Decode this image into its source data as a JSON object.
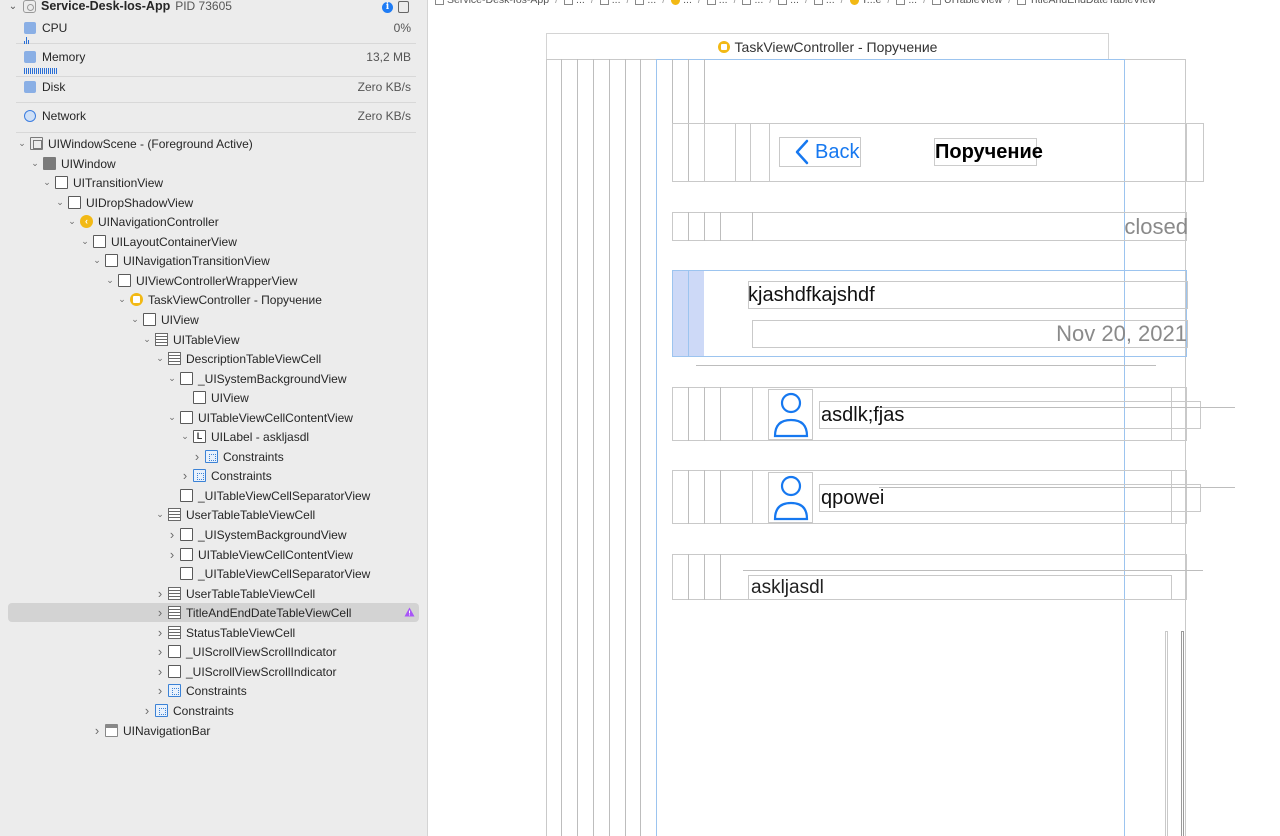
{
  "process": {
    "name": "Service-Desk-Ios-App",
    "pid": "PID 73605"
  },
  "gauges": [
    {
      "label": "CPU",
      "value": "0%",
      "icon": "cpu-icon",
      "color": "#3b7de0"
    },
    {
      "label": "Memory",
      "value": "13,2 MB",
      "icon": "memory-icon",
      "color": "#3b7de0"
    },
    {
      "label": "Disk",
      "value": "Zero KB/s",
      "icon": "disk-icon",
      "color": "#3b7de0"
    },
    {
      "label": "Network",
      "value": "Zero KB/s",
      "icon": "network-icon",
      "color": "#3b7de0"
    }
  ],
  "tree": [
    {
      "label": "UIWindowScene - (Foreground Active)",
      "level": 0,
      "expanded": true,
      "icon": "scene"
    },
    {
      "label": "UIWindow",
      "level": 1,
      "expanded": true,
      "icon": "window"
    },
    {
      "label": "UITransitionView",
      "level": 2,
      "expanded": true,
      "icon": "view"
    },
    {
      "label": "UIDropShadowView",
      "level": 3,
      "expanded": true,
      "icon": "view"
    },
    {
      "label": "UINavigationController",
      "level": 4,
      "expanded": true,
      "icon": "navctl"
    },
    {
      "label": "UILayoutContainerView",
      "level": 5,
      "expanded": true,
      "icon": "view"
    },
    {
      "label": "UINavigationTransitionView",
      "level": 6,
      "expanded": true,
      "icon": "view"
    },
    {
      "label": "UIViewControllerWrapperView",
      "level": 7,
      "expanded": true,
      "icon": "view"
    },
    {
      "label": "TaskViewController - Поручение",
      "level": 8,
      "expanded": true,
      "icon": "vc"
    },
    {
      "label": "UIView",
      "level": 9,
      "expanded": true,
      "icon": "view"
    },
    {
      "label": "UITableView",
      "level": 10,
      "expanded": true,
      "icon": "table"
    },
    {
      "label": "DescriptionTableViewCell",
      "level": 11,
      "expanded": true,
      "icon": "table"
    },
    {
      "label": "_UISystemBackgroundView",
      "level": 12,
      "expanded": true,
      "icon": "view"
    },
    {
      "label": "UIView",
      "level": 13,
      "expanded": null,
      "icon": "view"
    },
    {
      "label": "UITableViewCellContentView",
      "level": 12,
      "expanded": true,
      "icon": "view"
    },
    {
      "label": "UILabel - askljasdl",
      "level": 13,
      "expanded": true,
      "icon": "label"
    },
    {
      "label": "Constraints",
      "level": 14,
      "expanded": false,
      "icon": "constraint"
    },
    {
      "label": "Constraints",
      "level": 13,
      "expanded": false,
      "icon": "constraint"
    },
    {
      "label": "_UITableViewCellSeparatorView",
      "level": 12,
      "expanded": null,
      "icon": "view"
    },
    {
      "label": "UserTableTableViewCell",
      "level": 11,
      "expanded": true,
      "icon": "table"
    },
    {
      "label": "_UISystemBackgroundView",
      "level": 12,
      "expanded": false,
      "icon": "view"
    },
    {
      "label": "UITableViewCellContentView",
      "level": 12,
      "expanded": false,
      "icon": "view"
    },
    {
      "label": "_UITableViewCellSeparatorView",
      "level": 12,
      "expanded": null,
      "icon": "view"
    },
    {
      "label": "UserTableTableViewCell",
      "level": 11,
      "expanded": false,
      "icon": "table"
    },
    {
      "label": "TitleAndEndDateTableViewCell",
      "level": 11,
      "expanded": false,
      "icon": "table",
      "selected": true,
      "warning": true
    },
    {
      "label": "StatusTableViewCell",
      "level": 11,
      "expanded": false,
      "icon": "table"
    },
    {
      "label": "_UIScrollViewScrollIndicator",
      "level": 11,
      "expanded": false,
      "icon": "view"
    },
    {
      "label": "_UIScrollViewScrollIndicator",
      "level": 11,
      "expanded": false,
      "icon": "view"
    },
    {
      "label": "Constraints",
      "level": 11,
      "expanded": false,
      "icon": "constraint"
    },
    {
      "label": "Constraints",
      "level": 10,
      "expanded": false,
      "icon": "constraint"
    },
    {
      "label": "UINavigationBar",
      "level": 6,
      "expanded": false,
      "icon": "navbar"
    }
  ],
  "jumpbar": [
    "Service-Desk-Ios-App",
    "...",
    "...",
    "...",
    "...",
    "...",
    "...",
    "...",
    "...",
    "T...e",
    "...",
    "UITableView",
    "TitleAndEndDateTableView"
  ],
  "canvas": {
    "vc_title": "TaskViewController - Поручение",
    "back_label": "Back",
    "nav_title": "Поручение",
    "status": "closed",
    "task_title": "kjashdfkajshdf",
    "task_date": "Nov 20, 2021",
    "users": [
      "asdlk;fjas",
      "qpowei"
    ],
    "description": "askljasdl"
  }
}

----

What is being asked
Find every line in the records above that contains the word "Desk", and copy each one.

Output
    "name": "Service-Desk-Ios-App",
    "Service-Desk-Ios-App",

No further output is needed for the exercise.